▶ **Request**: Exactly as written, please set down all of the entries again, with no pictures.

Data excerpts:
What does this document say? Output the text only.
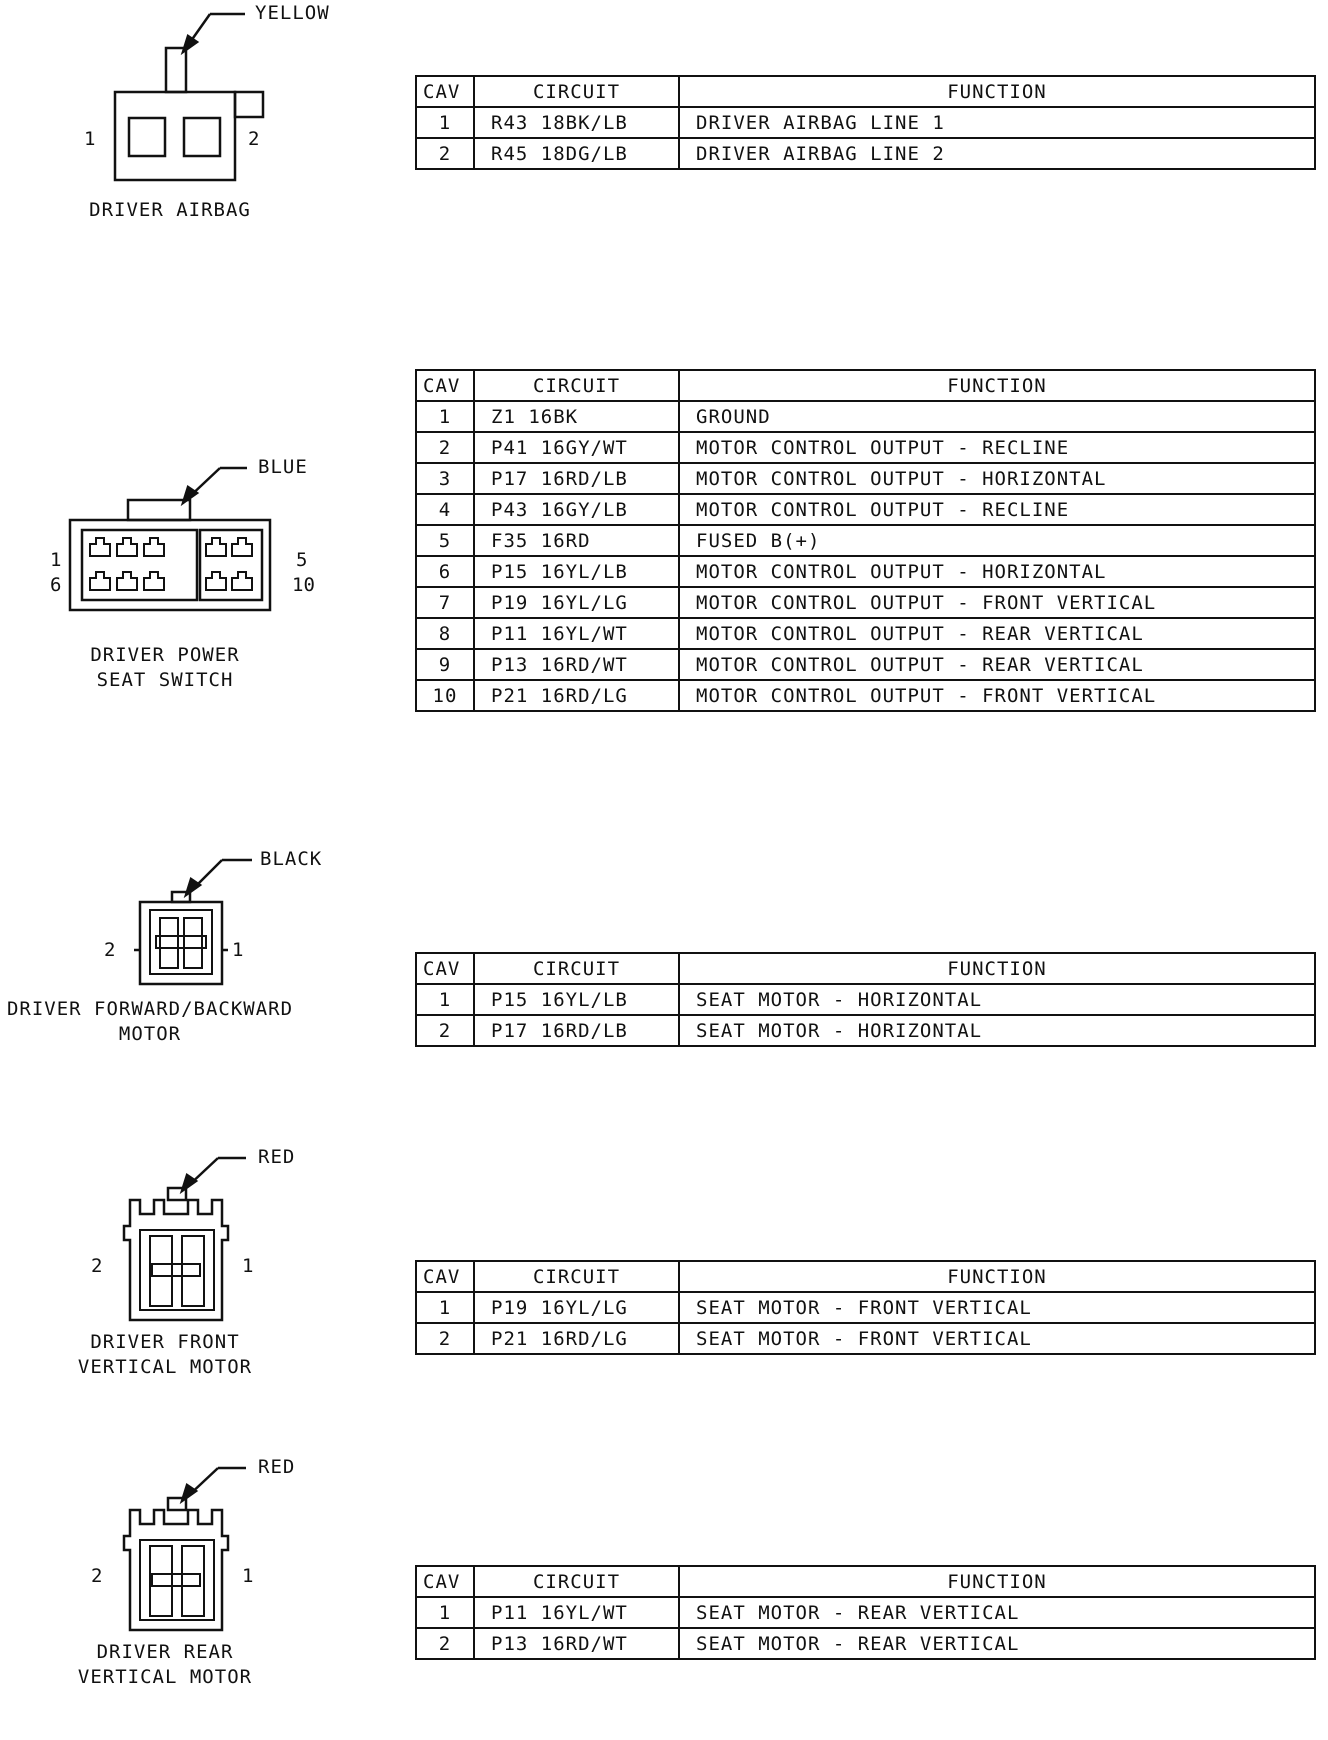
YELLOW
1	2
DRIVER AIRBAG
CAV	CIRCUIT	FUNCTION
1	R43 18BK/LB	DRIVER AIRBAG LINE 1
2	R45 18DG/LB	DRIVER AIRBAG LINE 2
BLUE
1	5
6	10
DRIVER POWER
SEAT SWITCH
CAV	CIRCUIT	FUNCTION
1	Z1 16BK	GROUND
2	P41 16GY/WT	MOTOR CONTROL OUTPUT - RECLINE
3	P17 16RD/LB	MOTOR CONTROL OUTPUT - HORIZONTAL
4	P43 16GY/LB	MOTOR CONTROL OUTPUT - RECLINE
5	F35 16RD	FUSED B(+)
6	P15 16YL/LB	MOTOR CONTROL OUTPUT - HORIZONTAL
7	P19 16YL/LG	MOTOR CONTROL OUTPUT - FRONT VERTICAL
8	P11 16YL/WT	MOTOR CONTROL OUTPUT - REAR VERTICAL
9	P13 16RD/WT	MOTOR CONTROL OUTPUT - REAR VERTICAL
10	P21 16RD/LG	MOTOR CONTROL OUTPUT - FRONT VERTICAL
BLACK
2	1
DRIVER FORWARD/BACKWARD
MOTOR
CAV	CIRCUIT	FUNCTION
1	P15 16YL/LB	SEAT MOTOR - HORIZONTAL
2	P17 16RD/LB	SEAT MOTOR - HORIZONTAL
RED
2	1
DRIVER FRONT
VERTICAL MOTOR
CAV	CIRCUIT	FUNCTION
1	P19 16YL/LG	SEAT MOTOR - FRONT VERTICAL
2	P21 16RD/LG	SEAT MOTOR - FRONT VERTICAL
RED
2	1
DRIVER REAR
VERTICAL MOTOR
CAV	CIRCUIT	FUNCTION
1	P11 16YL/WT	SEAT MOTOR - REAR VERTICAL
2	P13 16RD/WT	SEAT MOTOR - REAR VERTICAL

▶ **Task result**:
What does this document say? Output the text only.
YELLOW
1	2
DRIVER AIRBAG
CAV	CIRCUIT	FUNCTION
1	R43 18BK/LB	DRIVER AIRBAG LINE 1
2	R45 18DG/LB	DRIVER AIRBAG LINE 2
BLUE
1	5
6	10
DRIVER POWER
SEAT SWITCH
CAV	CIRCUIT	FUNCTION
1	Z1 16BK	GROUND
2	P41 16GY/WT	MOTOR CONTROL OUTPUT - RECLINE
3	P17 16RD/LB	MOTOR CONTROL OUTPUT - HORIZONTAL
4	P43 16GY/LB	MOTOR CONTROL OUTPUT - RECLINE
5	F35 16RD	FUSED B(+)
6	P15 16YL/LB	MOTOR CONTROL OUTPUT - HORIZONTAL
7	P19 16YL/LG	MOTOR CONTROL OUTPUT - FRONT VERTICAL
8	P11 16YL/WT	MOTOR CONTROL OUTPUT - REAR VERTICAL
9	P13 16RD/WT	MOTOR CONTROL OUTPUT - REAR VERTICAL
10	P21 16RD/LG	MOTOR CONTROL OUTPUT - FRONT VERTICAL
BLACK
2	1
DRIVER FORWARD/BACKWARD
MOTOR
CAV	CIRCUIT	FUNCTION
1	P15 16YL/LB	SEAT MOTOR - HORIZONTAL
2	P17 16RD/LB	SEAT MOTOR - HORIZONTAL
RED
2	1
DRIVER FRONT
VERTICAL MOTOR
CAV	CIRCUIT	FUNCTION
1	P19 16YL/LG	SEAT MOTOR - FRONT VERTICAL
2	P21 16RD/LG	SEAT MOTOR - FRONT VERTICAL
RED
2	1
DRIVER REAR
VERTICAL MOTOR
CAV	CIRCUIT	FUNCTION
1	P11 16YL/WT	SEAT MOTOR - REAR VERTICAL
2	P13 16RD/WT	SEAT MOTOR - REAR VERTICAL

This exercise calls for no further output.